Aim: Determine how many lines contain the string "свойств" and reply with that number alone.

##### Given records #####

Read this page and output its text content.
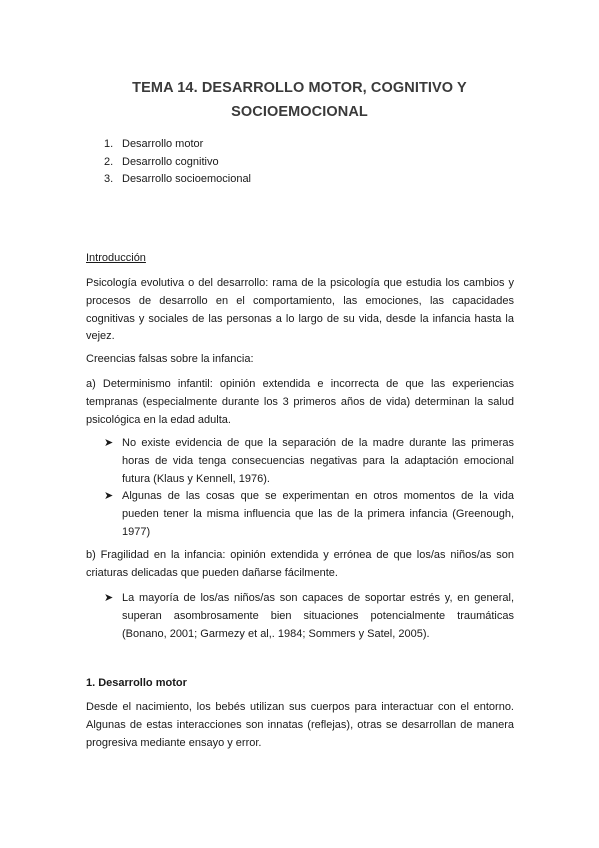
TEMA 14. DESARROLLO MOTOR, COGNITIVO Y
SOCIOEMOCIONAL
1. Desarrollo motor
2. Desarrollo cognitivo
3. Desarrollo socioemocional
Introducción
Psicología evolutiva o del desarrollo: rama de la psicología que estudia los cambios y procesos de desarrollo en el comportamiento, las emociones, las capacidades cognitivas y sociales de las personas a lo largo de su vida, desde la infancia hasta la vejez.
Creencias falsas sobre la infancia:
a) Determinismo infantil: opinión extendida e incorrecta de que las experiencias tempranas (especialmente durante los 3 primeros años de vida) determinan la salud psicológica en la edad adulta.
➤ No existe evidencia de que la separación de la madre durante las primeras horas de vida tenga consecuencias negativas para la adaptación emocional futura (Klaus y Kennell, 1976).
➤ Algunas de las cosas que se experimentan en otros momentos de la vida pueden tener la misma influencia que las de la primera infancia (Greenough, 1977)
b) Fragilidad en la infancia: opinión extendida y errónea de que los/as niños/as son criaturas delicadas que pueden dañarse fácilmente.
➤ La mayoría de los/as niños/as son capaces de soportar estrés y, en general, superan asombrosamente bien situaciones potencialmente traumáticas (Bonano, 2001; Garmezy et al,. 1984; Sommers y Satel, 2005).
1. Desarrollo motor
Desde el nacimiento, los bebés utilizan sus cuerpos para interactuar con el entorno. Algunas de estas interacciones son innatas (reflejas), otras se desarrollan de manera progresiva mediante ensayo y error.
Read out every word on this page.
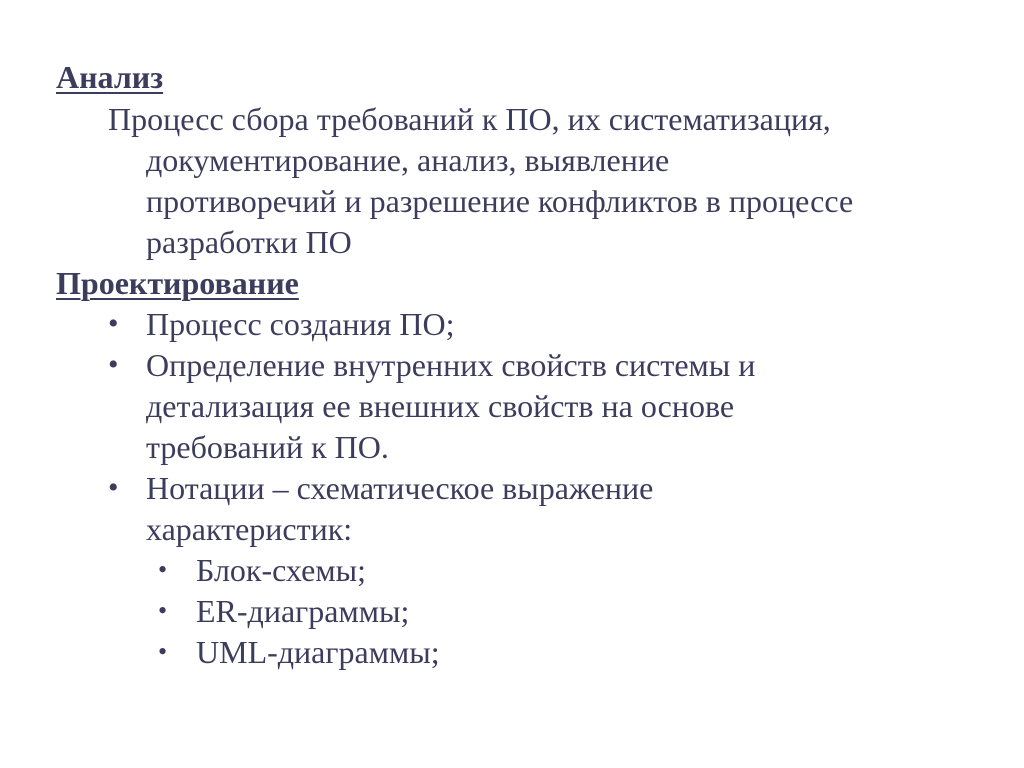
Анализ
Процесс сбора требований к ПО, их систематизация,
документирование, анализ, выявление
противоречий и разрешение конфликтов в процессе
разработки ПО
Проектирование
• Процесс создания ПО;
• Определение внутренних свойств системы и
детализация ее внешних свойств на основе
требований к ПО.
• Нотации – схематическое выражение
характеристик:
• Блок-схемы;
• ER-диаграммы;
• UML-диаграммы;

#####

Result of this exercise: 2